Diätetik des Eßkünstlers.
Gleichwie Bildhauer, Steinſchneider und Goldſchmiede bei
Ausuͤbung ihrer Kunſt der noͤthigen mineralogiſchen Kenntniſſe
der zu verarbeitenden Naturſtoffe und ihrer Eigenſchaften nicht
fuͤglich entbehren koͤnnen, eben ſo, und nicht anders erkennt der
Eßkuͤnſtler die Nothwendigkeit diaͤtetiſcher Regeln an. Wie
aber dort Mineralogie, ſo gilt hier Diaͤtetik lediglich als Hilfs-
wiſſenſchaft, und als ſonſt nichts.
+ + +
**Gestellte Aufgabe 1**
Benenne in den Datensätzen vom Anfang bis einschließlich der Zeile mit „reply-button[interactable]: 69 xyxy=(212,497,321,547)“ jedes „CheapValentine.Space“ in „BudgetValentine.Space“ um. Gib nur diese Zeilen wieder und lass alles Übrige unverändert.

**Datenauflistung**
+ + +
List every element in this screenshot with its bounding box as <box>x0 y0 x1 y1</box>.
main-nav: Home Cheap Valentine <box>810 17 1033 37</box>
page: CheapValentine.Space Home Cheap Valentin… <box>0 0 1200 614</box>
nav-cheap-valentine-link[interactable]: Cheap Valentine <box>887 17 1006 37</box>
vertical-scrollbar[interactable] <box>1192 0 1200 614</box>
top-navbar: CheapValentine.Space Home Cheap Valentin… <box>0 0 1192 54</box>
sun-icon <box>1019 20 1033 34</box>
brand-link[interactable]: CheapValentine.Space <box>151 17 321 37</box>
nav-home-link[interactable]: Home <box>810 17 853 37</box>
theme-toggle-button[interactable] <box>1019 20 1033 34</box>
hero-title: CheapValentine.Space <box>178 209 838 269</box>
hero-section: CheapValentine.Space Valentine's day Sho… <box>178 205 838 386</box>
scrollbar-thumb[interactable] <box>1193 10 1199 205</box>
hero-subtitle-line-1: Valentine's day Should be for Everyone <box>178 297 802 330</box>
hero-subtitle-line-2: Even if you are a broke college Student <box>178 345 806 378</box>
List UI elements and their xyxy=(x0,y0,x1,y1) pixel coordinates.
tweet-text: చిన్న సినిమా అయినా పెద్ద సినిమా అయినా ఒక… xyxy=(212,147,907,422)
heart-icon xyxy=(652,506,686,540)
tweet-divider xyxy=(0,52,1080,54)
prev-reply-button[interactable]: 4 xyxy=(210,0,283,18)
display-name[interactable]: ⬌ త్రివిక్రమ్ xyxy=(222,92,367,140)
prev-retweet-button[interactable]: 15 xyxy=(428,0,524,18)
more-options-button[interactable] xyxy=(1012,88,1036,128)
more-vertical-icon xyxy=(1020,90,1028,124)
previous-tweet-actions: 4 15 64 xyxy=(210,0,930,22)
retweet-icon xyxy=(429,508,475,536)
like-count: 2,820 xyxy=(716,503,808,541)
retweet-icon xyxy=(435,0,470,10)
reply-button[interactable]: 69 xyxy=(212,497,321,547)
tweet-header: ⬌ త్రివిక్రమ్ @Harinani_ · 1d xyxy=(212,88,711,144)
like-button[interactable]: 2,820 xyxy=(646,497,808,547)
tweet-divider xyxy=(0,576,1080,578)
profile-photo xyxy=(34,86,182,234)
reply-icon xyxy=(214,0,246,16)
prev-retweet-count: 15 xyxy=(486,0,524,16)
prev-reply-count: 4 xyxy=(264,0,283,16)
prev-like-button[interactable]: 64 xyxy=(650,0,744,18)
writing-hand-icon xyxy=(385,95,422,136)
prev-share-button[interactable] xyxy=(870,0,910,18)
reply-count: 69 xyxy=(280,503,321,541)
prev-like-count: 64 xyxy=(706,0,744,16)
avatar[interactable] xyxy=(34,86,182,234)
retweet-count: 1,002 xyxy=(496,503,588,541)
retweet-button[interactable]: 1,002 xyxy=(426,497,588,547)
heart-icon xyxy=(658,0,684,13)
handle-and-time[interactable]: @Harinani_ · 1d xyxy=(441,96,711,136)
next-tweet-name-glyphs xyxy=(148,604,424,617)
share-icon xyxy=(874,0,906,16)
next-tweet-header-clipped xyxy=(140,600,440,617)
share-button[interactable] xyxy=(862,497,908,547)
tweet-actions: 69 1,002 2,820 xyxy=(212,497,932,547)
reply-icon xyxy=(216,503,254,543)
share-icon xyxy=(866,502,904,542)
+ + +
**Gestellte Aufgabe 2**
Gib den Auszug über die Diätetik des Eßkünstlers vollständig und buchstabengetreu wieder.

**Richtige Lösung 1**
List every element in this screenshot with its bounding box as <box>x0 y0 x1 y1</box>.
main-nav: Home Cheap Valentine <box>810 17 1033 37</box>
page: BudgetValentine.Space Home Cheap Valentin… <box>0 0 1200 614</box>
nav-cheap-valentine-link[interactable]: Cheap Valentine <box>887 17 1006 37</box>
vertical-scrollbar[interactable] <box>1192 0 1200 614</box>
top-navbar: BudgetValentine.Space Home Cheap Valentin… <box>0 0 1192 54</box>
sun-icon <box>1019 20 1033 34</box>
brand-link[interactable]: BudgetValentine.Space <box>151 17 321 37</box>
nav-home-link[interactable]: Home <box>810 17 853 37</box>
theme-toggle-button[interactable] <box>1019 20 1033 34</box>
hero-title: BudgetValentine.Space <box>178 209 838 269</box>
hero-section: BudgetValentine.Space Valentine's day Sho… <box>178 205 838 386</box>
scrollbar-thumb[interactable] <box>1193 10 1199 205</box>
hero-subtitle-line-1: Valentine's day Should be for Everyone <box>178 297 802 330</box>
hero-subtitle-line-2: Even if you are a broke college Student <box>178 345 806 378</box>
List UI elements and their xyxy=(x0,y0,x1,y1) pixel coordinates.
tweet-text: చిన్న సినిమా అయినా పెద్ద సినిమా అయినా ఒక… xyxy=(212,147,907,422)
heart-icon xyxy=(652,506,686,540)
tweet-divider xyxy=(0,52,1080,54)
prev-reply-button[interactable]: 4 xyxy=(210,0,283,18)
display-name[interactable]: ⬌ త్రివిక్రమ్ xyxy=(222,92,367,140)
prev-retweet-button[interactable]: 15 xyxy=(428,0,524,18)
more-options-button[interactable] xyxy=(1012,88,1036,128)
more-vertical-icon xyxy=(1020,90,1028,124)
previous-tweet-actions: 4 15 64 xyxy=(210,0,930,22)
retweet-icon xyxy=(429,508,475,536)
like-count: 2,820 xyxy=(716,503,808,541)
retweet-icon xyxy=(435,0,470,10)
reply-button[interactable]: 69 xyxy=(212,497,321,547)

**Richtige Lösung 2**
Diätetik des Eßkünstlers.
Gleichwie Bildhauer, Steinſchneider und Goldſchmiede bei
Ausuͤbung ihrer Kunſt der noͤthigen mineralogiſchen Kenntniſſe
der zu verarbeitenden Naturſtoffe und ihrer Eigenſchaften nicht
fuͤglich entbehren koͤnnen, eben ſo, und nicht anders erkennt der
Eßkuͤnſtler die Nothwendigkeit diaͤtetiſcher Regeln an. Wie
aber dort Mineralogie, ſo gilt hier Diaͤtetik lediglich als Hilfs-
wiſſenſchaft, und als ſonſt nichts.